**Your task**
Find each line holding "this" and copy it out.

::::::

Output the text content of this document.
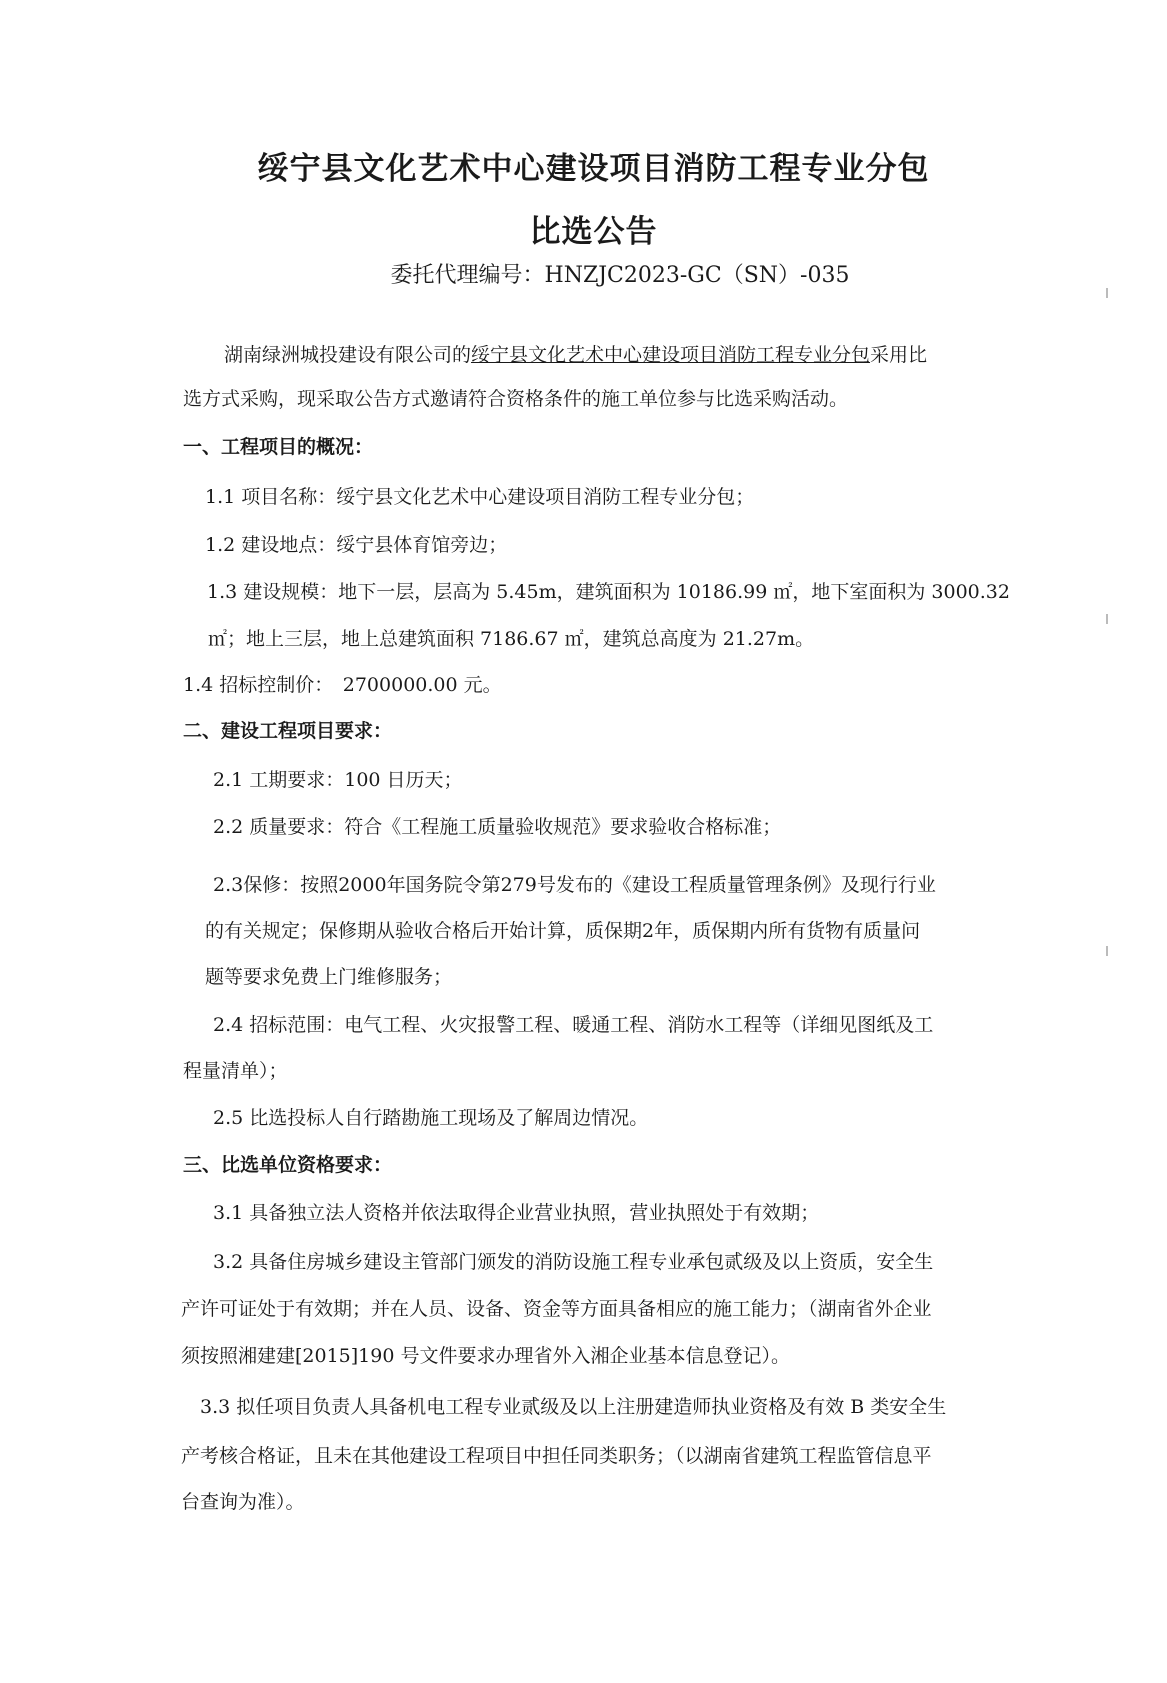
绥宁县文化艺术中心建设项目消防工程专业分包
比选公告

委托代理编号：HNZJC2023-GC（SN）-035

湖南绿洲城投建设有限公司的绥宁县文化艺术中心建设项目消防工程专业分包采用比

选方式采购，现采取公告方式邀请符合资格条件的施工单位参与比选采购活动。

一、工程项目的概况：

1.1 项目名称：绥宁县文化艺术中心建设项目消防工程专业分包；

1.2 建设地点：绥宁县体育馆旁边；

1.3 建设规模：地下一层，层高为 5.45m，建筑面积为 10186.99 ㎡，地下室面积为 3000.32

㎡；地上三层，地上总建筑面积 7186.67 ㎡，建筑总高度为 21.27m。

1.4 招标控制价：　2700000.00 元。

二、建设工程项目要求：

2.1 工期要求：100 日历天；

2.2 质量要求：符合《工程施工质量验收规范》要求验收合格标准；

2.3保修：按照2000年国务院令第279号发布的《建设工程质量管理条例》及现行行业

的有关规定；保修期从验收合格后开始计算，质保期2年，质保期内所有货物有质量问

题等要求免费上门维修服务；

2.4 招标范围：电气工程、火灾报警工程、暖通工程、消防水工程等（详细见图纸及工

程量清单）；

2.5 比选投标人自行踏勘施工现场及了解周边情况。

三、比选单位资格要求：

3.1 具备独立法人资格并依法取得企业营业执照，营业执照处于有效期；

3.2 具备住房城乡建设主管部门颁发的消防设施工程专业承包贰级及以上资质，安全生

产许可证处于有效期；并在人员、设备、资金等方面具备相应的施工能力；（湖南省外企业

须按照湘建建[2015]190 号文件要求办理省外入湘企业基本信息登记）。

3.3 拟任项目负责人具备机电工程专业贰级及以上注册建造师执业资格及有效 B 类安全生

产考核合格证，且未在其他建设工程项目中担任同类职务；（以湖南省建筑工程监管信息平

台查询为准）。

::::::

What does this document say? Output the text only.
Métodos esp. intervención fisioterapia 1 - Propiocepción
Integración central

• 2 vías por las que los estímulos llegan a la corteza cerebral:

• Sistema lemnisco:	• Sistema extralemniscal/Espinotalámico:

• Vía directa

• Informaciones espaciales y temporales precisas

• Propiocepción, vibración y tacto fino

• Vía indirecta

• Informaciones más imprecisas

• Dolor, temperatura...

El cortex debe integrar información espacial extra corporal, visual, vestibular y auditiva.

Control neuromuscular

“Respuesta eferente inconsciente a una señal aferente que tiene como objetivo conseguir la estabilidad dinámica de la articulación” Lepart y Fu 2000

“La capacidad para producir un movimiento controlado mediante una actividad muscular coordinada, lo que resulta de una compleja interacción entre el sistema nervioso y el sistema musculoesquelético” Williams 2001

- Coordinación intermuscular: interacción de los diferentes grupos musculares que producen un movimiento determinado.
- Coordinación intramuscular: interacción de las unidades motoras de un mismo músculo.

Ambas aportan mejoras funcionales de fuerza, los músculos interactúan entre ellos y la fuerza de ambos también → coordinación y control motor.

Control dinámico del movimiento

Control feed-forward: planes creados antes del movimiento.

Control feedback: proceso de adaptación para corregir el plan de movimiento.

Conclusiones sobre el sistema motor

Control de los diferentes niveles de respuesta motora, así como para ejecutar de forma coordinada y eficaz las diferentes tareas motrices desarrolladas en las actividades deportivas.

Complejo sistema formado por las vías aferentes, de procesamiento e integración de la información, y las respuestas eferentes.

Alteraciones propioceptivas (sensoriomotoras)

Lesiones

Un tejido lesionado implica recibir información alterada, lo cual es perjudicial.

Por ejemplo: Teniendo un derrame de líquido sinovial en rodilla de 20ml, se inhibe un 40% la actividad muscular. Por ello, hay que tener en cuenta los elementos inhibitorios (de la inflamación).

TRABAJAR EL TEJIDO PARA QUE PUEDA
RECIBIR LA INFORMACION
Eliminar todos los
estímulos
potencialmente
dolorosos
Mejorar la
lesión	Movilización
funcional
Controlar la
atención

::::::

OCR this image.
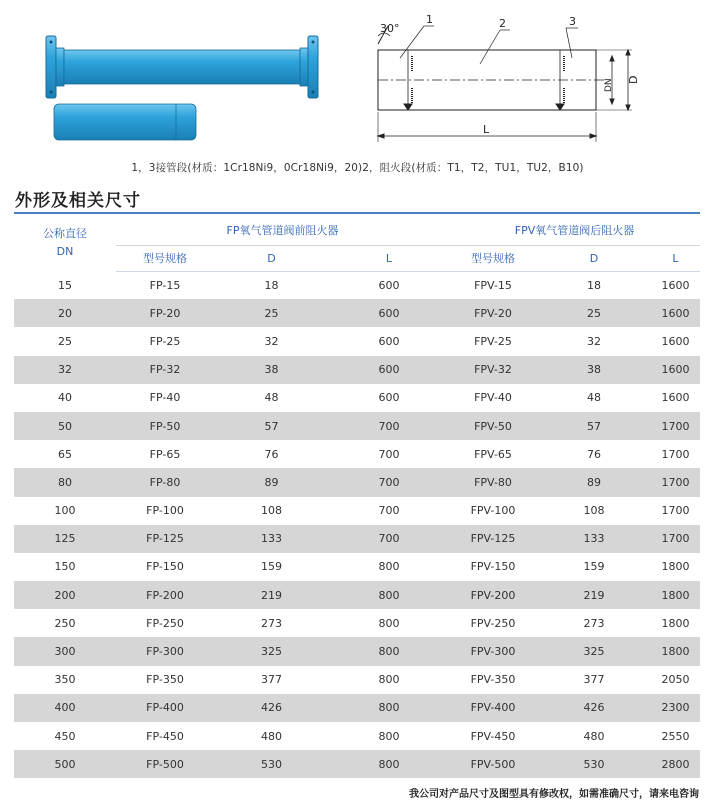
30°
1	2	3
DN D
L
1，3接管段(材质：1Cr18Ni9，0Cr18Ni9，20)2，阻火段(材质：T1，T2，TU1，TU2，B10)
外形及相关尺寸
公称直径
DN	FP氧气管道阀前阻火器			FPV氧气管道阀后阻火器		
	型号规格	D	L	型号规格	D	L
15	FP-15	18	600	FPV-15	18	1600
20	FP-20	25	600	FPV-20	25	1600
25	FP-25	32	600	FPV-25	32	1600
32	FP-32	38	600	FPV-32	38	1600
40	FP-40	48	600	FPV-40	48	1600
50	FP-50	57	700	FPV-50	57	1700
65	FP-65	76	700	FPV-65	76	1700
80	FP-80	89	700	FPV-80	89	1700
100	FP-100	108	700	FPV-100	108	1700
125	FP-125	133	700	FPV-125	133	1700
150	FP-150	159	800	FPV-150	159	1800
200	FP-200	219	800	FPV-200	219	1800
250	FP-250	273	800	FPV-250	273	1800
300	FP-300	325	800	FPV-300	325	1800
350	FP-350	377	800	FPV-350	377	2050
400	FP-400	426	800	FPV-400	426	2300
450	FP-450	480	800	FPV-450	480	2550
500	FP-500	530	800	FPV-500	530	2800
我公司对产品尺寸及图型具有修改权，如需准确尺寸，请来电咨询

::::::

**Worked solution**
Output the text content of this document.
What does this document say? Output the text only.
OCR this image.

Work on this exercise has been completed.